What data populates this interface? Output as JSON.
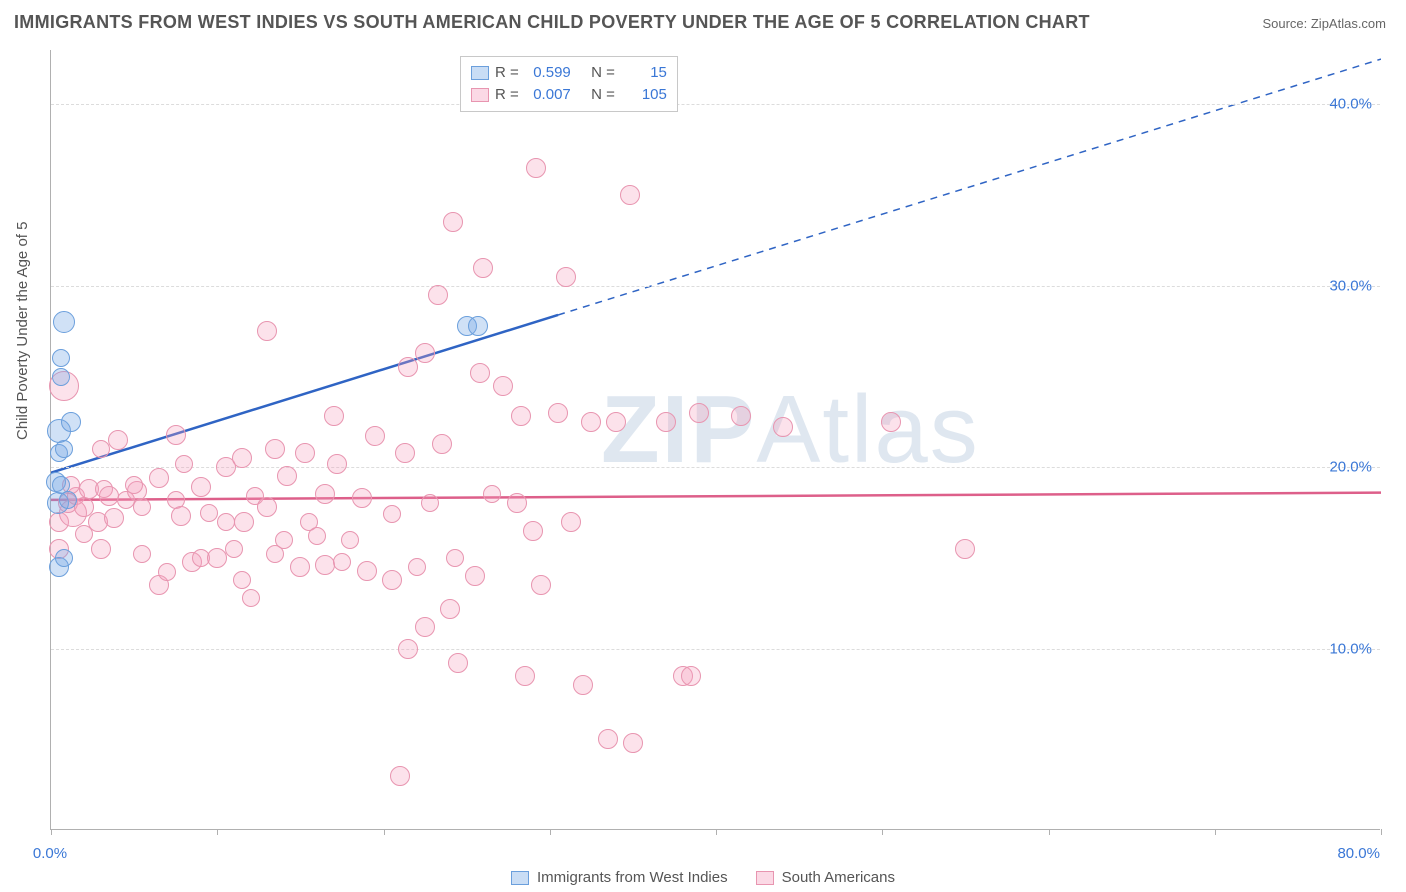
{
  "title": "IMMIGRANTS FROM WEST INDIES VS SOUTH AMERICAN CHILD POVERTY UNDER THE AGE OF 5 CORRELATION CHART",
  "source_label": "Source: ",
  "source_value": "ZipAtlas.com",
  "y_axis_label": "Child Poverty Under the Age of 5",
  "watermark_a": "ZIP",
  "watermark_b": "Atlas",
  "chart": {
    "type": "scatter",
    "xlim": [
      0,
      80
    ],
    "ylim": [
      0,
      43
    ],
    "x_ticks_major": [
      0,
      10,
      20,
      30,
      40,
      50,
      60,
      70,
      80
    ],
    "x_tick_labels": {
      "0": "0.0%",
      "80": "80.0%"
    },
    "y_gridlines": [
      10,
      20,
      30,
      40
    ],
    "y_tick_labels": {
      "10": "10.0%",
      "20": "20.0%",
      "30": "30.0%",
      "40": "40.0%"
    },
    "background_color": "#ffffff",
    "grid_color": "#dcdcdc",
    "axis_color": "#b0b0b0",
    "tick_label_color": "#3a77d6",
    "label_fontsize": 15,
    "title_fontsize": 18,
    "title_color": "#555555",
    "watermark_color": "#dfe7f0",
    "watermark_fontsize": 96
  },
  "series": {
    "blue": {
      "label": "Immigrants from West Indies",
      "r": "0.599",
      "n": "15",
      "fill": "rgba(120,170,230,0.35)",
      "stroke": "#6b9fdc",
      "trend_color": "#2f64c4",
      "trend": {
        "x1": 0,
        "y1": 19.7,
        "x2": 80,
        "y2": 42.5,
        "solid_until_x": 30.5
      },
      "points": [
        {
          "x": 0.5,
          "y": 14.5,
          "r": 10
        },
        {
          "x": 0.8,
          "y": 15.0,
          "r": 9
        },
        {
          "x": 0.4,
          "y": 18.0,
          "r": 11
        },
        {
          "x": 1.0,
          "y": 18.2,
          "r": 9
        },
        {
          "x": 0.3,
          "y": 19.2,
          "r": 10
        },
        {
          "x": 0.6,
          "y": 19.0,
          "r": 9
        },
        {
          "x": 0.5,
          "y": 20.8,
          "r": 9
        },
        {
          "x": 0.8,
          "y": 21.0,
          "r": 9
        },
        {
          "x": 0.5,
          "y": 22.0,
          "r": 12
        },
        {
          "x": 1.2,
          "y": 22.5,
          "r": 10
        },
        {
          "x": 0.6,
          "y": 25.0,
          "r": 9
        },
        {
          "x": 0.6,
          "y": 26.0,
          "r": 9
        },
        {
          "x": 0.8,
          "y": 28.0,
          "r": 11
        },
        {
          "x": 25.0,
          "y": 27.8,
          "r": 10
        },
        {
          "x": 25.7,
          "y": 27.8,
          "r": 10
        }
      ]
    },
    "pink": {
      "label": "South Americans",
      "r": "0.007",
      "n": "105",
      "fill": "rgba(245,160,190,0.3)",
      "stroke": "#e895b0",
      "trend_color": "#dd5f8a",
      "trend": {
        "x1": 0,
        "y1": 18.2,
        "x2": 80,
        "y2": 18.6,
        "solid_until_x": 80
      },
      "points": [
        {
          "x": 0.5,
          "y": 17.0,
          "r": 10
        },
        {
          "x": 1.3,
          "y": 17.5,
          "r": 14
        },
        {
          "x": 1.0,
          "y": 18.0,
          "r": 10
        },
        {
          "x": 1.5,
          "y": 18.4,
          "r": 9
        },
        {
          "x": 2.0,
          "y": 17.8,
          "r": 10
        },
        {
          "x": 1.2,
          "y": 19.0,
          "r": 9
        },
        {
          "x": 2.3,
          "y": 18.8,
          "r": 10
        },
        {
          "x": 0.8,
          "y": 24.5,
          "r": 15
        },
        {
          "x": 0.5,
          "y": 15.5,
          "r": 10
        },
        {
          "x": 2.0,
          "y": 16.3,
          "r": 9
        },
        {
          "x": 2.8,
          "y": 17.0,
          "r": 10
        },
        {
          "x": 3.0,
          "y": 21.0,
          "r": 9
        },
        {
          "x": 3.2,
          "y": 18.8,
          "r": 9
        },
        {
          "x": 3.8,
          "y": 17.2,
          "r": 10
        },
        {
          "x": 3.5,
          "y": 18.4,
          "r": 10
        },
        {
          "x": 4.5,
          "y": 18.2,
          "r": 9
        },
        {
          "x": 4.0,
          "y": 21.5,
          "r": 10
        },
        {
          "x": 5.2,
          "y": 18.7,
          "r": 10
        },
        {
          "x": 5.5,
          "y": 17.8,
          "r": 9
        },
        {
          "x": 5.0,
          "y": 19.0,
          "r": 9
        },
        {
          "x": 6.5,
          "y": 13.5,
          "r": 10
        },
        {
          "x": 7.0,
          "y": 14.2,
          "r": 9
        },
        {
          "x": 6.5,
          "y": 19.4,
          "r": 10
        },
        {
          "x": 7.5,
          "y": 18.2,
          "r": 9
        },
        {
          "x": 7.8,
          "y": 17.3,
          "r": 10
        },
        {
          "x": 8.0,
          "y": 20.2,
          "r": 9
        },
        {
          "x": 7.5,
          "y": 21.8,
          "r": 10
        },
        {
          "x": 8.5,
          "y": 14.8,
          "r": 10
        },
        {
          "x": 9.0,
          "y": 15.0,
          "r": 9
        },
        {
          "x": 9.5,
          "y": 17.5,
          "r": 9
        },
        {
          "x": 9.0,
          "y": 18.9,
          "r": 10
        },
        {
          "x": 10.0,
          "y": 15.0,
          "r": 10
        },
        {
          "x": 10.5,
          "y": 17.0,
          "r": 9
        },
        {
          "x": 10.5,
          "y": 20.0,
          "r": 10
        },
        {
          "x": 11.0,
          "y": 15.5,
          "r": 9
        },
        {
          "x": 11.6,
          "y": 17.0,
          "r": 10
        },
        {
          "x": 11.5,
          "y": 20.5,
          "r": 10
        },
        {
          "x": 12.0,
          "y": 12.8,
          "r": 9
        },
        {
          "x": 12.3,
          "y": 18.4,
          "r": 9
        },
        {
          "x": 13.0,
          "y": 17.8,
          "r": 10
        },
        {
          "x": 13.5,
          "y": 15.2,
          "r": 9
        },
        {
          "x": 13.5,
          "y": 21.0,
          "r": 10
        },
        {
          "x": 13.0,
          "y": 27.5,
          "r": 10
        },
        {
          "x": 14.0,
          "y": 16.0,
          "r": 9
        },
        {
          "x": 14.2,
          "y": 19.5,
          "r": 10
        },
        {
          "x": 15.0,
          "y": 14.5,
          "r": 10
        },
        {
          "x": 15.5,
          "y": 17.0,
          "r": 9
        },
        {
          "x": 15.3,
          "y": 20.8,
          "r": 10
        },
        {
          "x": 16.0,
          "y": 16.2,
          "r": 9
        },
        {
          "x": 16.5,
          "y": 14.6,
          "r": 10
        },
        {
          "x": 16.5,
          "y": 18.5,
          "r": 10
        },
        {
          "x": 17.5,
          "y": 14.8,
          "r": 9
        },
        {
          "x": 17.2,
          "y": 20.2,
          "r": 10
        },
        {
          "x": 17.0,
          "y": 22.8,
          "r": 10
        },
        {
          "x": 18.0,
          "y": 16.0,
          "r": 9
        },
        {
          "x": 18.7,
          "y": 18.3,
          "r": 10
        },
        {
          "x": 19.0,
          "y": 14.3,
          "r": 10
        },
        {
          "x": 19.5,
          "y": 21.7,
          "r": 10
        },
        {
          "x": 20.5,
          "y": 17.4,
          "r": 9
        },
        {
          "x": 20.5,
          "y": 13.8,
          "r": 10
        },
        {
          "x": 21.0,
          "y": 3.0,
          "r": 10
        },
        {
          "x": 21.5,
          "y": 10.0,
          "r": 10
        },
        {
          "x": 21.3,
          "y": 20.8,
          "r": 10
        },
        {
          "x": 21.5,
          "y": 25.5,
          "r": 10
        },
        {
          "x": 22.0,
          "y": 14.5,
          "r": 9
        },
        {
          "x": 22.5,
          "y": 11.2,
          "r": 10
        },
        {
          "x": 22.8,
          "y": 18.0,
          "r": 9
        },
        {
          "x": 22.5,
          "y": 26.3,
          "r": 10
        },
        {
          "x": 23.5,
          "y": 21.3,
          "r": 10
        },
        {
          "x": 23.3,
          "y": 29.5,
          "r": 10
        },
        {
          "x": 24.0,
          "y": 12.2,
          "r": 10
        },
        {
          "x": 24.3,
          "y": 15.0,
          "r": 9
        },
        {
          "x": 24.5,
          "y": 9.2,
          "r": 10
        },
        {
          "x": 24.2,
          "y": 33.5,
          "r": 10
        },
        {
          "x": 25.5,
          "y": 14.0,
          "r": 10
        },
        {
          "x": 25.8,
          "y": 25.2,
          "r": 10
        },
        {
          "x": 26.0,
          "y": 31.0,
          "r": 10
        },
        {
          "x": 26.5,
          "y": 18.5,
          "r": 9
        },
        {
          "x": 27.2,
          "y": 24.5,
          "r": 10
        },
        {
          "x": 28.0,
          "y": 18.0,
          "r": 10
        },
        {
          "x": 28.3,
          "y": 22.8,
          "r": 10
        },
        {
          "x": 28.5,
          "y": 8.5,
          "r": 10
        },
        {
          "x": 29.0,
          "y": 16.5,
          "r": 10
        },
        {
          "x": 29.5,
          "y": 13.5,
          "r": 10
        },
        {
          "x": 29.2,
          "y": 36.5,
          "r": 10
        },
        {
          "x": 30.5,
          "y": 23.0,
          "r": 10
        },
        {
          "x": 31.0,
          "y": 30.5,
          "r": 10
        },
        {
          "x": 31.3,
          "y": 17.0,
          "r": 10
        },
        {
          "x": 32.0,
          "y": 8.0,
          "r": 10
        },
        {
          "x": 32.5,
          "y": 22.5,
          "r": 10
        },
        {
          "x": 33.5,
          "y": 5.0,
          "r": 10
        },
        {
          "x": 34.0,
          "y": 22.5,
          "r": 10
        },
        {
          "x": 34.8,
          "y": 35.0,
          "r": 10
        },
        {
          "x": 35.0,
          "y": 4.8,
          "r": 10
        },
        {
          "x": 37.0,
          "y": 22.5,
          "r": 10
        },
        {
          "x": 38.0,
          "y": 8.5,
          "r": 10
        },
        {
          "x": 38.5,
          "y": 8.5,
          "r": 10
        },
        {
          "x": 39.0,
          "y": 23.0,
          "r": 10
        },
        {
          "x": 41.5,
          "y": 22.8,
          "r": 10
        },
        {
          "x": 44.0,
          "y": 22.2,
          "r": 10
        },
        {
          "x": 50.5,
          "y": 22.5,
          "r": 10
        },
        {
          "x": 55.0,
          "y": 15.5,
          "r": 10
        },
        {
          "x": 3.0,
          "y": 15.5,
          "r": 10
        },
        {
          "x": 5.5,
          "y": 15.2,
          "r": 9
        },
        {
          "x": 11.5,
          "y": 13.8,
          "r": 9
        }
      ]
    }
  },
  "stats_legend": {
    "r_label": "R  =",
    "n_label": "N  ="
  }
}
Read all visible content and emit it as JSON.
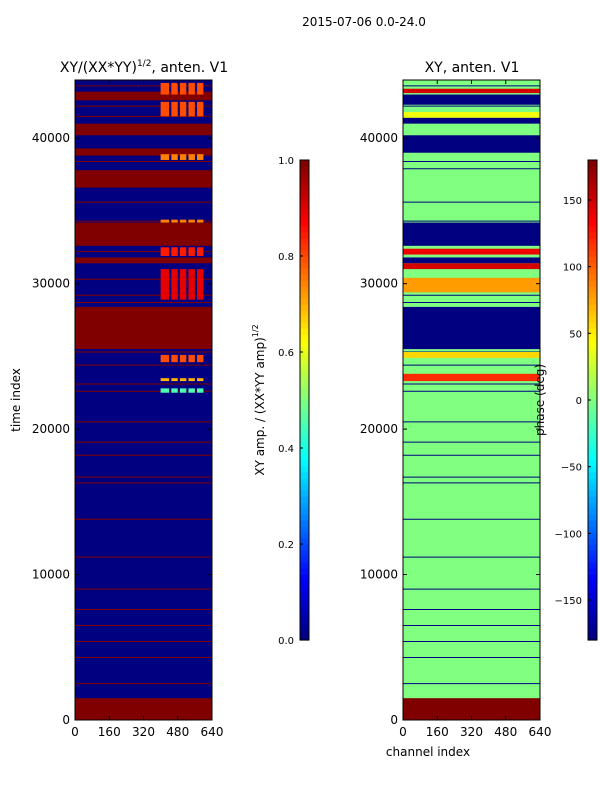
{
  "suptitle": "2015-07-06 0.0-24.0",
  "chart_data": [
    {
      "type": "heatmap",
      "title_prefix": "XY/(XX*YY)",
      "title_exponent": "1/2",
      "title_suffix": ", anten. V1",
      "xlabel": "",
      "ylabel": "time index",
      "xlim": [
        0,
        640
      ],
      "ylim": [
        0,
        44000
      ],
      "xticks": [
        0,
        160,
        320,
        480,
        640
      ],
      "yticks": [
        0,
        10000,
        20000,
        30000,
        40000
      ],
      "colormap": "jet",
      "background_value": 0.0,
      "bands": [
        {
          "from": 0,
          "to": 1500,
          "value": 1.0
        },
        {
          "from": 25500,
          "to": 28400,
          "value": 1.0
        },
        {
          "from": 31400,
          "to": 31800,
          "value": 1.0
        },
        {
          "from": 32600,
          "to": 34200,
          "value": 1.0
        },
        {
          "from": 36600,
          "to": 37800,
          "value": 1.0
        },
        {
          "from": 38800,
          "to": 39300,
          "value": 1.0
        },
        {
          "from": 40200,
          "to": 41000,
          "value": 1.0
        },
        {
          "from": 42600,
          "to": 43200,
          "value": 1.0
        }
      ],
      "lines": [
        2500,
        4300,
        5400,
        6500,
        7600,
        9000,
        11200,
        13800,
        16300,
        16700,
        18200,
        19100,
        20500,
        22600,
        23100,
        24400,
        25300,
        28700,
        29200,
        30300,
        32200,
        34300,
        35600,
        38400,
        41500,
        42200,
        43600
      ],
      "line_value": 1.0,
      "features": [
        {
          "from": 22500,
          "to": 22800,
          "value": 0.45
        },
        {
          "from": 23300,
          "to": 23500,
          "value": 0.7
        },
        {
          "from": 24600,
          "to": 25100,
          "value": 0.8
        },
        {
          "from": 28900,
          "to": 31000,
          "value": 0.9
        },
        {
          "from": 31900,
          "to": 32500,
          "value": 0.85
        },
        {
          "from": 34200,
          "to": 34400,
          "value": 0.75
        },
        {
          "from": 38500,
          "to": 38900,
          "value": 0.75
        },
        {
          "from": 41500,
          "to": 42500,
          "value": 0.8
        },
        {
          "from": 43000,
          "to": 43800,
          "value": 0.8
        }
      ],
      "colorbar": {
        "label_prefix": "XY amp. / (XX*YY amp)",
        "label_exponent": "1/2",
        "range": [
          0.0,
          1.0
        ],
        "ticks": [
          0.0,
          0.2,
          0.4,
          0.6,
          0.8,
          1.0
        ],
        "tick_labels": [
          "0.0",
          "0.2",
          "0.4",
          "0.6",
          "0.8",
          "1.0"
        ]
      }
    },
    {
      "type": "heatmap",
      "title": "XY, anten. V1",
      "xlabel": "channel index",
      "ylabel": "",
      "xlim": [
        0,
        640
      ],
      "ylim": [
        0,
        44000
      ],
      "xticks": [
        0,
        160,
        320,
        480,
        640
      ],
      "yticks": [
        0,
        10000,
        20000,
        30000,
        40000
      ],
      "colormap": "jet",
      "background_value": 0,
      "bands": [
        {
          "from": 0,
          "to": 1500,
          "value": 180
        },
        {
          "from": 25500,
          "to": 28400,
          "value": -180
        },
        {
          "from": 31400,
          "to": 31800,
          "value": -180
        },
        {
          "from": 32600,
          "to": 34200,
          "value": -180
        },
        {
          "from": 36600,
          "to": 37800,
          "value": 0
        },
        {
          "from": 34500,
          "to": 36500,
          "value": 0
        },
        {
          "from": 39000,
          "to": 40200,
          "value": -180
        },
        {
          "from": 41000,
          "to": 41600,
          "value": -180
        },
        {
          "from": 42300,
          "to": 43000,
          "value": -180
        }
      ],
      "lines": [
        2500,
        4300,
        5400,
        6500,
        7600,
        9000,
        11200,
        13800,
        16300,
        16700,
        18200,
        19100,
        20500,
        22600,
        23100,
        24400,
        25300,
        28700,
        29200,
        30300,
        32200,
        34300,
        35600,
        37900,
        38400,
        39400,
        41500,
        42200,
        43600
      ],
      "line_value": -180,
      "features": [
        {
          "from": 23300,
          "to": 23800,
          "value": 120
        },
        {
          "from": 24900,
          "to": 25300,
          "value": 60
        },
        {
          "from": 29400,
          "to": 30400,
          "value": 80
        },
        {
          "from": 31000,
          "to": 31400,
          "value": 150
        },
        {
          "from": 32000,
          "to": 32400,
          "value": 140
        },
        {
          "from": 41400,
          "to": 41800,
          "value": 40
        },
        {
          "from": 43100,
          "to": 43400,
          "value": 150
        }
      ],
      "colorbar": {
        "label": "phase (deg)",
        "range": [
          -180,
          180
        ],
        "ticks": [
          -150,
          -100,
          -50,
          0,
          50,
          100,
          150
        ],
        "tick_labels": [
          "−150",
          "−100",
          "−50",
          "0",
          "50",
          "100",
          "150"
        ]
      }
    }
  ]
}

▶ Task instructions
Gather each line from the entries above that includes the word "JSON".

▶ Exercise response
What data populates this interface? Output as JSON.
Read all visible content and emit it as JSON.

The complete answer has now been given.